#### [Exercise requirements]
Reproduce all the lines below exactly and omit the images.

------------------------------------------------------------

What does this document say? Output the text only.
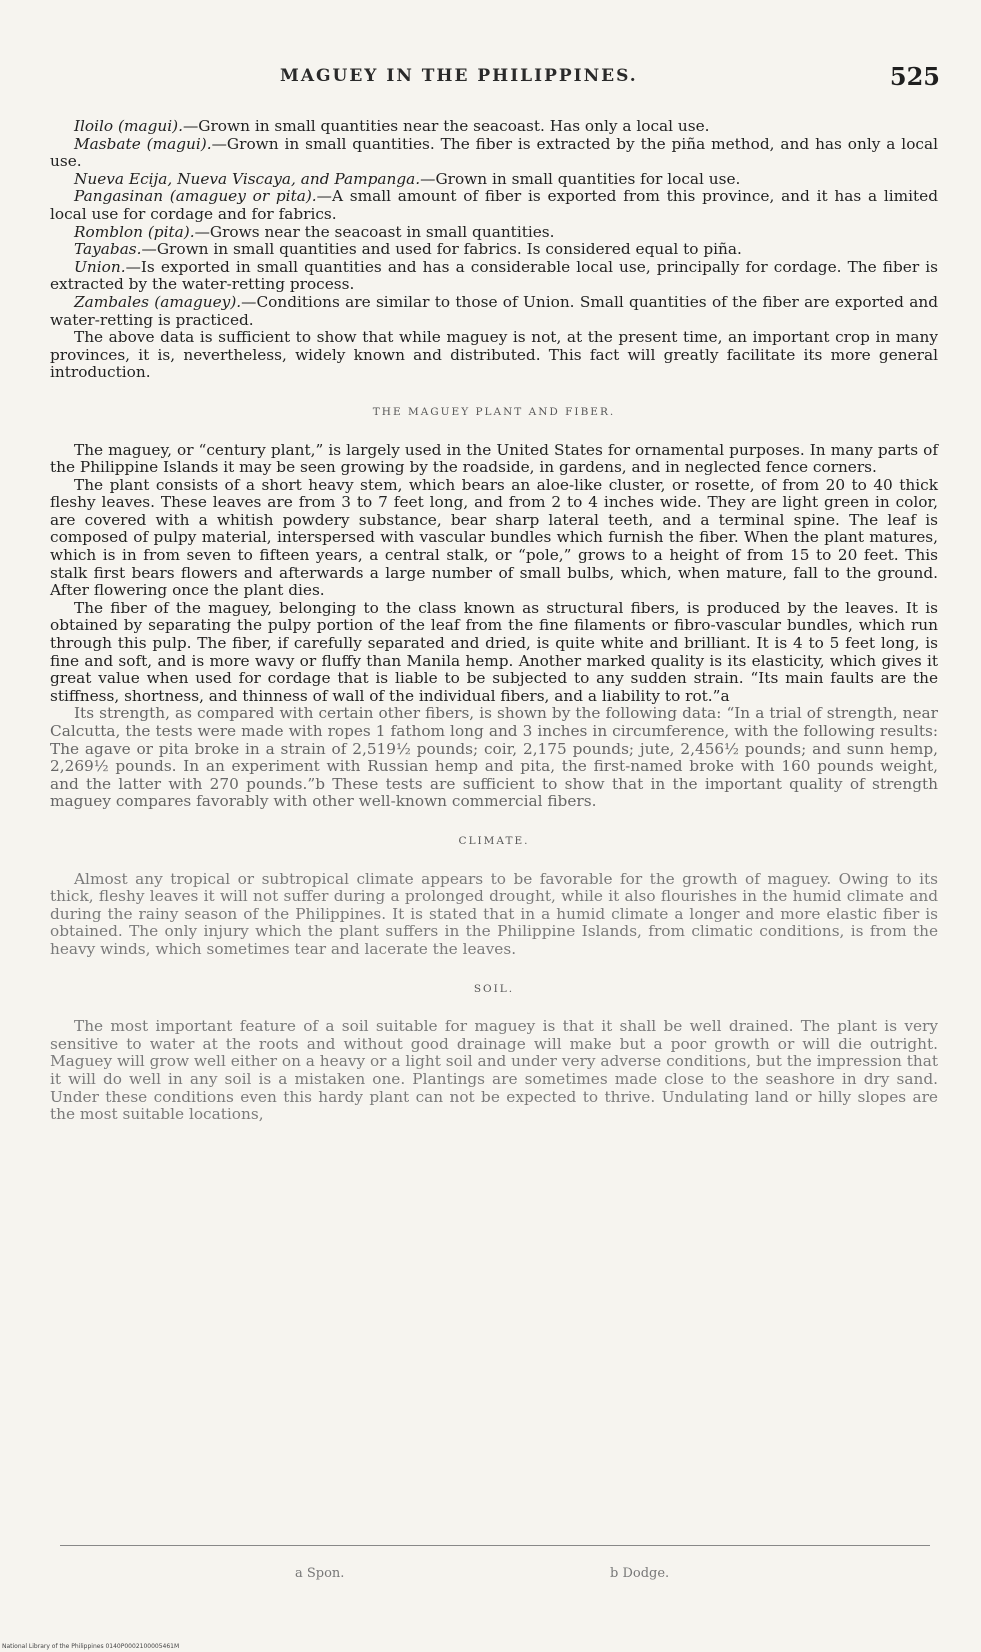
MAGUEY IN THE PHILIPPINES.	525

Iloilo (magui).—Grown in small quantities near the seacoast. Has only a local use.

Masbate (magui).—Grown in small quantities. The fiber is extracted by the piña method, and has only a local use.

Nueva Ecija, Nueva Viscaya, and Pampanga.—Grown in small quantities for local use.

Pangasinan (amaguey or pita).—A small amount of fiber is exported from this province, and it has a limited local use for cordage and for fabrics.

Romblon (pita).—Grows near the seacoast in small quantities.

Tayabas.—Grown in small quantities and used for fabrics. Is considered equal to piña.

Union.—Is exported in small quantities and has a considerable local use, principally for cordage. The fiber is extracted by the water-retting process.

Zambales (amaguey).—Conditions are similar to those of Union. Small quantities of the fiber are exported and water-retting is practiced.

The above data is sufficient to show that while maguey is not, at the present time, an important crop in many provinces, it is, nevertheless, widely known and distributed. This fact will greatly facilitate its more general introduction.

THE MAGUEY PLANT AND FIBER.

The maguey, or “century plant,” is largely used in the United States for ornamental purposes. In many parts of the Philippine Islands it may be seen growing by the roadside, in gardens, and in neglected fence corners.

The plant consists of a short heavy stem, which bears an aloe-like cluster, or rosette, of from 20 to 40 thick fleshy leaves. These leaves are from 3 to 7 feet long, and from 2 to 4 inches wide. They are light green in color, are covered with a whitish powdery substance, bear sharp lateral teeth, and a terminal spine. The leaf is composed of pulpy material, interspersed with vascular bundles which furnish the fiber. When the plant matures, which is in from seven to fifteen years, a central stalk, or “pole,” grows to a height of from 15 to 20 feet. This stalk first bears flowers and afterwards a large number of small bulbs, which, when mature, fall to the ground. After flowering once the plant dies.

The fiber of the maguey, belonging to the class known as structural fibers, is produced by the leaves. It is obtained by separating the pulpy portion of the leaf from the fine filaments or fibro-vascular bundles, which run through this pulp. The fiber, if carefully separated and dried, is quite white and brilliant. It is 4 to 5 feet long, is fine and soft, and is more wavy or fluffy than Manila hemp. Another marked quality is its elasticity, which gives it great value when used for cordage that is liable to be subjected to any sudden strain. “Its main faults are the stiffness, shortness, and thinness of wall of the individual fibers, and a liability to rot.”a

Its strength, as compared with certain other fibers, is shown by the following data: “In a trial of strength, near Calcutta, the tests were made with ropes 1 fathom long and 3 inches in circumference, with the following results: The agave or pita broke in a strain of 2,519½ pounds; coir, 2,175 pounds; jute, 2,456½ pounds; and sunn hemp, 2,269½ pounds. In an experiment with Russian hemp and pita, the first-named broke with 160 pounds weight, and the latter with 270 pounds.”b These tests are sufficient to show that in the important quality of strength maguey compares favorably with other well-known commercial fibers.

CLIMATE.

Almost any tropical or subtropical climate appears to be favorable for the growth of maguey. Owing to its thick, fleshy leaves it will not suffer during a prolonged drought, while it also flourishes in the humid climate and during the rainy season of the Philippines. It is stated that in a humid climate a longer and more elastic fiber is obtained. The only injury which the plant suffers in the Philippine Islands, from climatic conditions, is from the heavy winds, which sometimes tear and lacerate the leaves.

SOIL.

The most important feature of a soil suitable for maguey is that it shall be well drained. The plant is very sensitive to water at the roots and without good drainage will make but a poor growth or will die outright. Maguey will grow well either on a heavy or a light soil and under very adverse conditions, but the impression that it will do well in any soil is a mistaken one. Plantings are sometimes made close to the seashore in dry sand. Under these conditions even this hardy plant can not be expected to thrive. Undulating land or hilly slopes are the most suitable locations,

a Spon.	b Dodge.
National Library of the Philippines 0140P0002100005461M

------------------------------------------------------------

#### [Task response]
What does this document say? Output the text only.
MAGUEY IN THE PHILIPPINES.	525

Iloilo (magui).—Grown in small quantities near the seacoast. Has only a local use.

Masbate (magui).—Grown in small quantities. The fiber is extracted by the piña method, and has only a local use.

Nueva Ecija, Nueva Viscaya, and Pampanga.—Grown in small quantities for local use.

Pangasinan (amaguey or pita).—A small amount of fiber is exported from this province, and it has a limited local use for cordage and for fabrics.

Romblon (pita).—Grows near the seacoast in small quantities.

Tayabas.—Grown in small quantities and used for fabrics. Is considered equal to piña.

Union.—Is exported in small quantities and has a considerable local use, principally for cordage. The fiber is extracted by the water-retting process.

Zambales (amaguey).—Conditions are similar to those of Union. Small quantities of the fiber are exported and water-retting is practiced.

The above data is sufficient to show that while maguey is not, at the present time, an important crop in many provinces, it is, nevertheless, widely known and distributed. This fact will greatly facilitate its more general introduction.

THE MAGUEY PLANT AND FIBER.

The maguey, or “century plant,” is largely used in the United States for ornamental purposes. In many parts of the Philippine Islands it may be seen growing by the roadside, in gardens, and in neglected fence corners.

The plant consists of a short heavy stem, which bears an aloe-like cluster, or rosette, of from 20 to 40 thick fleshy leaves. These leaves are from 3 to 7 feet long, and from 2 to 4 inches wide. They are light green in color, are covered with a whitish powdery substance, bear sharp lateral teeth, and a terminal spine. The leaf is composed of pulpy material, interspersed with vascular bundles which furnish the fiber. When the plant matures, which is in from seven to fifteen years, a central stalk, or “pole,” grows to a height of from 15 to 20 feet. This stalk first bears flowers and afterwards a large number of small bulbs, which, when mature, fall to the ground. After flowering once the plant dies.

The fiber of the maguey, belonging to the class known as structural fibers, is produced by the leaves. It is obtained by separating the pulpy portion of the leaf from the fine filaments or fibro-vascular bundles, which run through this pulp. The fiber, if carefully separated and dried, is quite white and brilliant. It is 4 to 5 feet long, is fine and soft, and is more wavy or fluffy than Manila hemp. Another marked quality is its elasticity, which gives it great value when used for cordage that is liable to be subjected to any sudden strain. “Its main faults are the stiffness, shortness, and thinness of wall of the individual fibers, and a liability to rot.”a

Its strength, as compared with certain other fibers, is shown by the following data: “In a trial of strength, near Calcutta, the tests were made with ropes 1 fathom long and 3 inches in circumference, with the following results: The agave or pita broke in a strain of 2,519½ pounds; coir, 2,175 pounds; jute, 2,456½ pounds; and sunn hemp, 2,269½ pounds. In an experiment with Russian hemp and pita, the first-named broke with 160 pounds weight, and the latter with 270 pounds.”b These tests are sufficient to show that in the important quality of strength maguey compares favorably with other well-known commercial fibers.

CLIMATE.

Almost any tropical or subtropical climate appears to be favorable for the growth of maguey. Owing to its thick, fleshy leaves it will not suffer during a prolonged drought, while it also flourishes in the humid climate and during the rainy season of the Philippines. It is stated that in a humid climate a longer and more elastic fiber is obtained. The only injury which the plant suffers in the Philippine Islands, from climatic conditions, is from the heavy winds, which sometimes tear and lacerate the leaves.

SOIL.

The most important feature of a soil suitable for maguey is that it shall be well drained. The plant is very sensitive to water at the roots and without good drainage will make but a poor growth or will die outright. Maguey will grow well either on a heavy or a light soil and under very adverse conditions, but the impression that it will do well in any soil is a mistaken one. Plantings are sometimes made close to the seashore in dry sand. Under these conditions even this hardy plant can not be expected to thrive. Undulating land or hilly slopes are the most suitable locations,

a Spon.	b Dodge.
National Library of the Philippines 0140P0002100005461M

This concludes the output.